- Prompt
Write out the whole listing word for word.

- Exercise data

** Begin **

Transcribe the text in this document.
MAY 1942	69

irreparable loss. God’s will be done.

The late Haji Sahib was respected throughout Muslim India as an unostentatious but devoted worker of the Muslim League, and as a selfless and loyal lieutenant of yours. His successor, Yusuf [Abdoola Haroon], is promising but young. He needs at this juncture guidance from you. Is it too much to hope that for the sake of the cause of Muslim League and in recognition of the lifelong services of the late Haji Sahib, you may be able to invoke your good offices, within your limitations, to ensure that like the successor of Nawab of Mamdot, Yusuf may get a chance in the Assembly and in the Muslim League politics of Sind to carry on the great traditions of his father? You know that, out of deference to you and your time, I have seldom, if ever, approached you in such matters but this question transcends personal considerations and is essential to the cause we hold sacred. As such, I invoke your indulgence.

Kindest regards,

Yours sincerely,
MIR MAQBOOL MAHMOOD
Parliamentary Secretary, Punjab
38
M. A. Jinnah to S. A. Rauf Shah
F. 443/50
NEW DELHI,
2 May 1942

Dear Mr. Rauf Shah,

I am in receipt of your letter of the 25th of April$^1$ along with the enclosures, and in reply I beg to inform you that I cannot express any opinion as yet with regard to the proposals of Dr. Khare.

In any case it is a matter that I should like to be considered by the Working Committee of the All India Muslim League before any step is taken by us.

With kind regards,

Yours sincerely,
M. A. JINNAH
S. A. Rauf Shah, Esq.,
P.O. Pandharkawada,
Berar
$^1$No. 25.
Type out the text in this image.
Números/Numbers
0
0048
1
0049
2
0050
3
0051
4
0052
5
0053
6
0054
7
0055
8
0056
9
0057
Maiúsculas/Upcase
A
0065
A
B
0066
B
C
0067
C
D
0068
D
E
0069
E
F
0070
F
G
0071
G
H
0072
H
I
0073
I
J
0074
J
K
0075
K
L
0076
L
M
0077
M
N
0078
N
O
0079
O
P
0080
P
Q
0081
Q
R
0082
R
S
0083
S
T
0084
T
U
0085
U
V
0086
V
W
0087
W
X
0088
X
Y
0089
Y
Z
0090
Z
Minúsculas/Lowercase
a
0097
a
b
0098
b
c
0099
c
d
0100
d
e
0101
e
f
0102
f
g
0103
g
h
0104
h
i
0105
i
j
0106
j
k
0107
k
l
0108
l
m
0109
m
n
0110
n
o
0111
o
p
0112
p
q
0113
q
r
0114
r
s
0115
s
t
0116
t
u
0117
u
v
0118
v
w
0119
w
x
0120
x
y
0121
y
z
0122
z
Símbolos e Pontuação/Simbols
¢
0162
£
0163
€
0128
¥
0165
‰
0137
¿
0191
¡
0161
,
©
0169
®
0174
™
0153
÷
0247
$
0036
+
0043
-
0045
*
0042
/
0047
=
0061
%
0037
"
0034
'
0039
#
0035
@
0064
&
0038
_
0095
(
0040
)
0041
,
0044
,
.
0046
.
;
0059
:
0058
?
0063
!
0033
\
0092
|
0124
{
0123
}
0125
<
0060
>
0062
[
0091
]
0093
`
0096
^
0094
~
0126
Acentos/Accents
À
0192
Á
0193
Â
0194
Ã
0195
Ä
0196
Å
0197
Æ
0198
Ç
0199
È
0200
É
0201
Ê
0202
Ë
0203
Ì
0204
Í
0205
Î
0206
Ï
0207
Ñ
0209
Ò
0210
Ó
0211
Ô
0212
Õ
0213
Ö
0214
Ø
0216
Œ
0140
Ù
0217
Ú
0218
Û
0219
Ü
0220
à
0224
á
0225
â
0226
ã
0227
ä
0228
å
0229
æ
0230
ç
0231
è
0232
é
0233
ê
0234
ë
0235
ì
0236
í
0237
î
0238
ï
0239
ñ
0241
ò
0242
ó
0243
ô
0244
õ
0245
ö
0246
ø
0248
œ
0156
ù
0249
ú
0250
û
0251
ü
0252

** End **

- Result
Transcribe the text in this document.
MAY 1942	69

irreparable loss. God’s will be done.

The late Haji Sahib was respected throughout Muslim India as an unostentatious but devoted worker of the Muslim League, and as a selfless and loyal lieutenant of yours. His successor, Yusuf [Abdoola Haroon], is promising but young. He needs at this juncture guidance from you. Is it too much to hope that for the sake of the cause of Muslim League and in recognition of the lifelong services of the late Haji Sahib, you may be able to invoke your good offices, within your limitations, to ensure that like the successor of Nawab of Mamdot, Yusuf may get a chance in the Assembly and in the Muslim League politics of Sind to carry on the great traditions of his father? You know that, out of deference to you and your time, I have seldom, if ever, approached you in such matters but this question transcends personal considerations and is essential to the cause we hold sacred. As such, I invoke your indulgence.

Kindest regards,

Yours sincerely,
MIR MAQBOOL MAHMOOD
Parliamentary Secretary, Punjab
38
M. A. Jinnah to S. A. Rauf Shah
F. 443/50
NEW DELHI,
2 May 1942

Dear Mr. Rauf Shah,

I am in receipt of your letter of the 25th of April$^1$ along with the enclosures, and in reply I beg to inform you that I cannot express any opinion as yet with regard to the proposals of Dr. Khare.

In any case it is a matter that I should like to be considered by the Working Committee of the All India Muslim League before any step is taken by us.

With kind regards,

Yours sincerely,
M. A. JINNAH
S. A. Rauf Shah, Esq.,
P.O. Pandharkawada,
Berar
$^1$No. 25.
Type out the text in this image.
Números/Numbers
0
0048
1
0049
2
0050
3
0051
4
0052
5
0053
6
0054
7
0055
8
0056
9
0057
Maiúsculas/Upcase
A
0065
A
B
0066
B
C
0067
C
D
0068
D
E
0069
E
F
0070
F
G
0071
G
H
0072
H
I
0073
I
J
0074
J
K
0075
K
L
0076
L
M
0077
M
N
0078
N
O
0079
O
P
0080
P
Q
0081
Q
R
0082
R
S
0083
S
T
0084
T
U
0085
U
V
0086
V
W
0087
W
X
0088
X
Y
0089
Y
Z
0090
Z
Minúsculas/Lowercase
a
0097
a
b
0098
b
c
0099
c
d
0100
d
e
0101
e
f
0102
f
g
0103
g
h
0104
h
i
0105
i
j
0106
j
k
0107
k
l
0108
l
m
0109
m
n
0110
n
o
0111
o
p
0112
p
q
0113
q
r
0114
r
s
0115
s
t
0116
t
u
0117
u
v
0118
v
w
0119
w
x
0120
x
y
0121
y
z
0122
z
Símbolos e Pontuação/Simbols
¢
0162
£
0163
€
0128
¥
0165
‰
0137
¿
0191
¡
0161
,
©
0169
®
0174
™
0153
÷
0247
$
0036
+
0043
-
0045
*
0042
/
0047
=
0061
%
0037
"
0034
'
0039
#
0035
@
0064
&
0038
_
0095
(
0040
)
0041
,
0044
,
.
0046
.
;
0059
:
0058
?
0063
!
0033
\
0092
|
0124
{
0123
}
0125
<
0060
>
0062
[
0091
]
0093
`
0096
^
0094
~
0126
Acentos/Accents
À
0192
Á
0193
Â
0194
Ã
0195
Ä
0196
Å
0197
Æ
0198
Ç
0199
È
0200
É
0201
Ê
0202
Ë
0203
Ì
0204
Í
0205
Î
0206
Ï
0207
Ñ
0209
Ò
0210
Ó
0211
Ô
0212
Õ
0213
Ö
0214
Ø
0216
Œ
0140
Ù
0217
Ú
0218
Û
0219
Ü
0220
à
0224
á
0225
â
0226
ã
0227
ä
0228
å
0229
æ
0230
ç
0231
è
0232
é
0233
ê
0234
ë
0235
ì
0236
í
0237
î
0238
ï
0239
ñ
0241
ò
0242
ó
0243
ô
0244
õ
0245
ö
0246
ø
0248
œ
0156
ù
0249
ú
0250
û
0251
ü
0252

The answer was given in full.